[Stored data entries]
■ ■ ■ ■ ■ ■ ■

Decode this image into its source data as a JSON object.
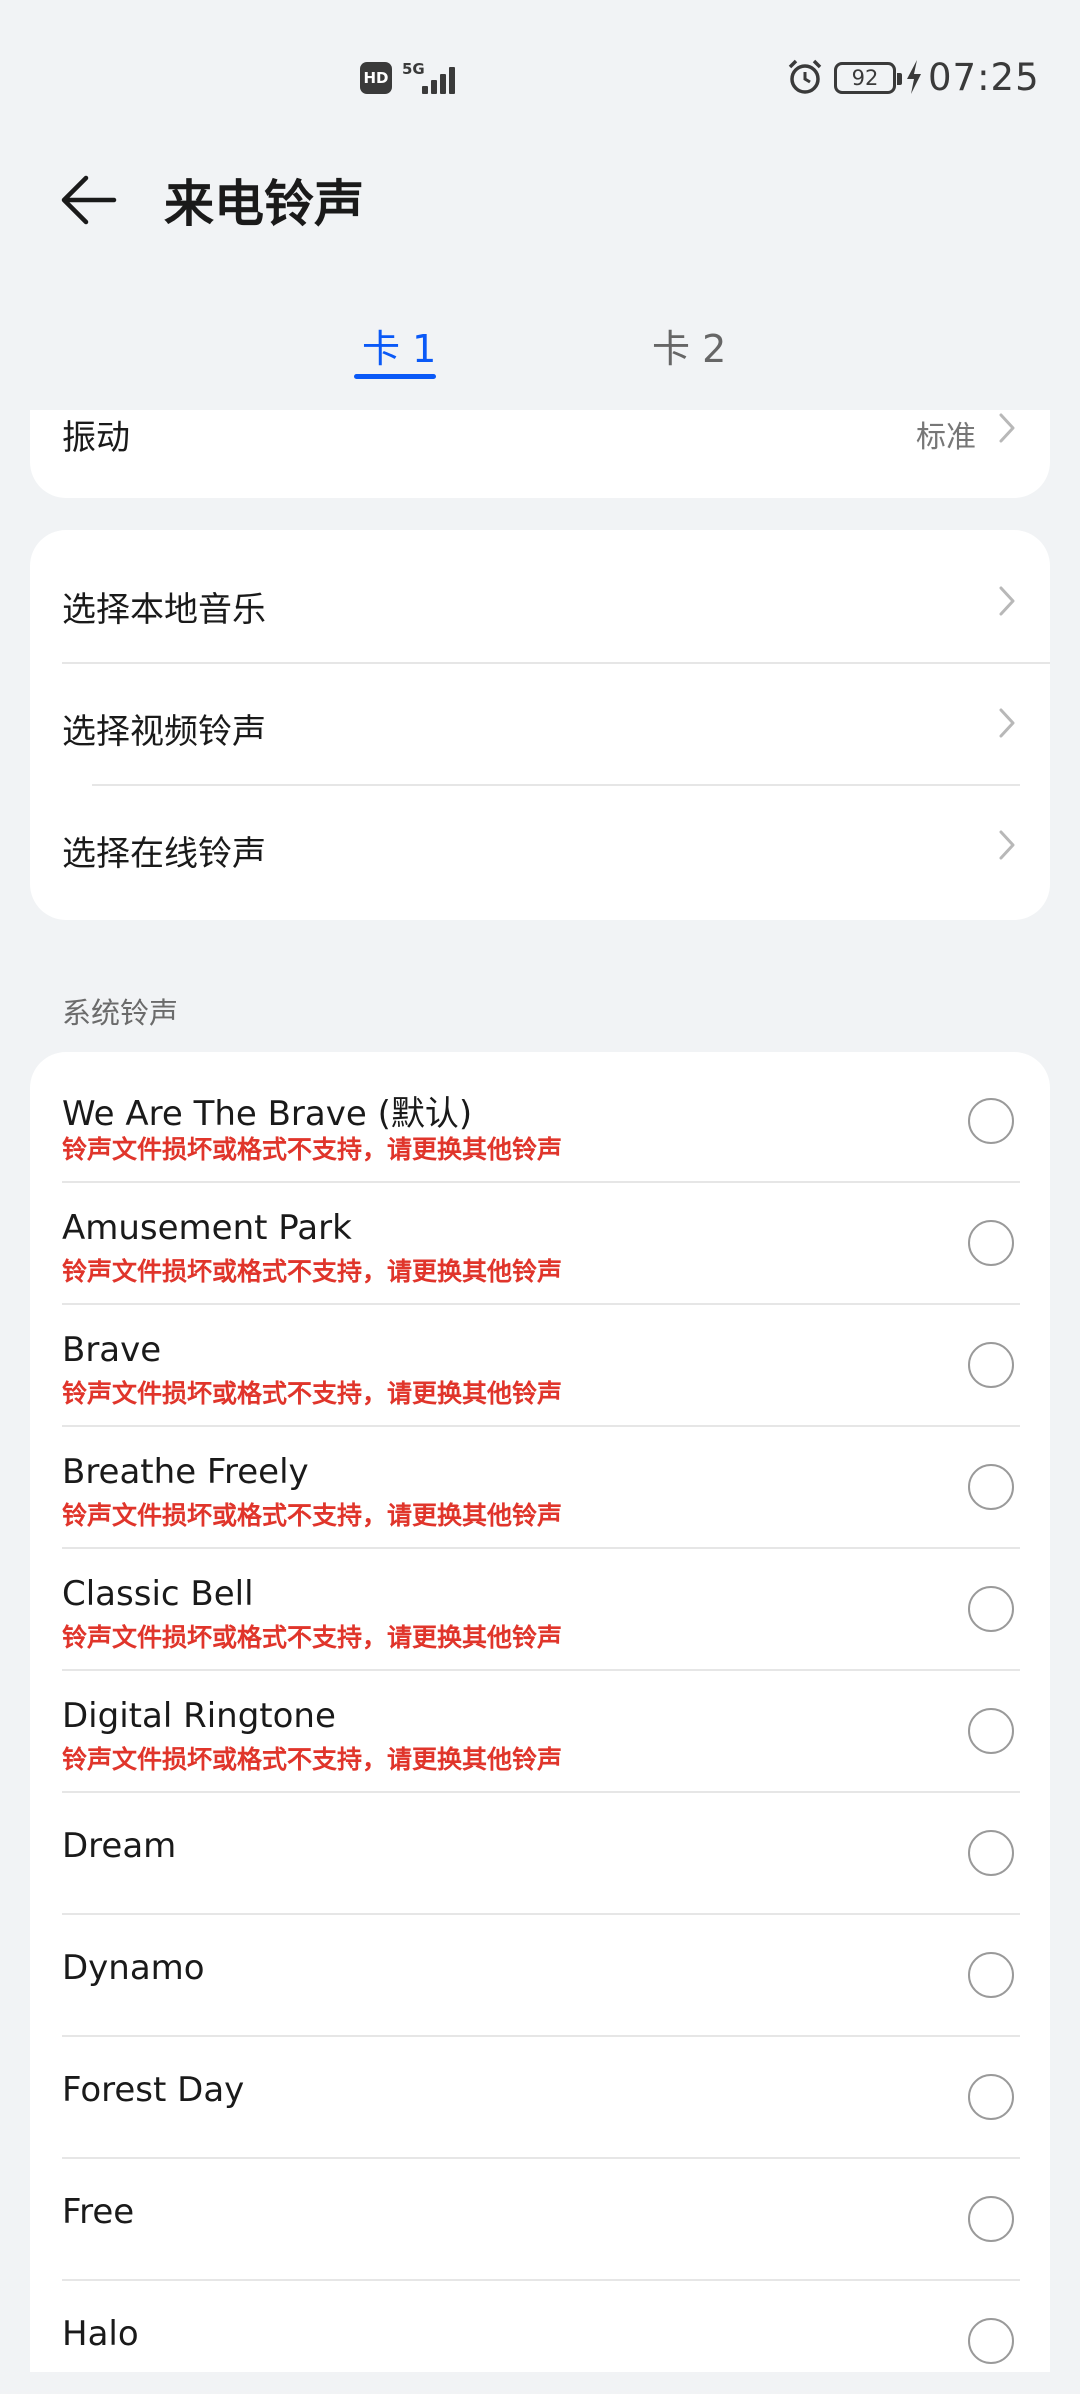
{
  "status_bar": {
    "hd_badge": "HD",
    "network_label": "5G",
    "battery_level": "92",
    "time": "07:25",
    "icons": [
      "hd-icon",
      "signal-icon",
      "alarm-icon",
      "battery-icon",
      "charging-icon"
    ]
  },
  "header": {
    "title": "来电铃声",
    "back_icon": "arrow-left-icon"
  },
  "tabs": [
    {
      "label": "卡 1",
      "active": true
    },
    {
      "label": "卡 2",
      "active": false
    }
  ],
  "vibration": {
    "label": "振动",
    "value": "标准"
  },
  "music_options": [
    {
      "label": "选择本地音乐"
    },
    {
      "label": "选择视频铃声"
    },
    {
      "label": "选择在线铃声"
    }
  ],
  "system_ringtones": {
    "section_title": "系统铃声",
    "items": [
      {
        "name": "We Are The Brave (默认)",
        "error": "铃声文件损坏或格式不支持，请更换其他铃声"
      },
      {
        "name": "Amusement Park",
        "error": "铃声文件损坏或格式不支持，请更换其他铃声"
      },
      {
        "name": "Brave",
        "error": "铃声文件损坏或格式不支持，请更换其他铃声"
      },
      {
        "name": "Breathe Freely",
        "error": "铃声文件损坏或格式不支持，请更换其他铃声"
      },
      {
        "name": "Classic Bell",
        "error": "铃声文件损坏或格式不支持，请更换其他铃声"
      },
      {
        "name": "Digital Ringtone",
        "error": "铃声文件损坏或格式不支持，请更换其他铃声"
      },
      {
        "name": "Dream"
      },
      {
        "name": "Dynamo"
      },
      {
        "name": "Forest Day"
      },
      {
        "name": "Free"
      },
      {
        "name": "Halo"
      }
    ]
  },
  "colors": {
    "accent": "#0a59f7",
    "error": "#e0352b",
    "background": "#f1f3f5",
    "card": "#ffffff"
  }
}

■ ■ ■ ■ ■ ■ ■

Prompt: Omit the pictures, then output the rest of the listing exactly.

Answer below:
Decode this image into its source data as a JSON object.
{
  "status_bar": {
    "hd_badge": "HD",
    "network_label": "5G",
    "battery_level": "92",
    "time": "07:25",
    "icons": [
      "hd-icon",
      "signal-icon",
      "alarm-icon",
      "battery-icon",
      "charging-icon"
    ]
  },
  "header": {
    "title": "来电铃声",
    "back_icon": "arrow-left-icon"
  },
  "tabs": [
    {
      "label": "卡 1",
      "active": true
    },
    {
      "label": "卡 2",
      "active": false
    }
  ],
  "vibration": {
    "label": "振动",
    "value": "标准"
  },
  "music_options": [
    {
      "label": "选择本地音乐"
    },
    {
      "label": "选择视频铃声"
    },
    {
      "label": "选择在线铃声"
    }
  ],
  "system_ringtones": {
    "section_title": "系统铃声",
    "items": [
      {
        "name": "We Are The Brave (默认)",
        "error": "铃声文件损坏或格式不支持，请更换其他铃声"
      },
      {
        "name": "Amusement Park",
        "error": "铃声文件损坏或格式不支持，请更换其他铃声"
      },
      {
        "name": "Brave",
        "error": "铃声文件损坏或格式不支持，请更换其他铃声"
      },
      {
        "name": "Breathe Freely",
        "error": "铃声文件损坏或格式不支持，请更换其他铃声"
      },
      {
        "name": "Classic Bell",
        "error": "铃声文件损坏或格式不支持，请更换其他铃声"
      },
      {
        "name": "Digital Ringtone",
        "error": "铃声文件损坏或格式不支持，请更换其他铃声"
      },
      {
        "name": "Dream"
      },
      {
        "name": "Dynamo"
      },
      {
        "name": "Forest Day"
      },
      {
        "name": "Free"
      },
      {
        "name": "Halo"
      }
    ]
  },
  "colors": {
    "accent": "#0a59f7",
    "error": "#e0352b",
    "background": "#f1f3f5",
    "card": "#ffffff"
  }
}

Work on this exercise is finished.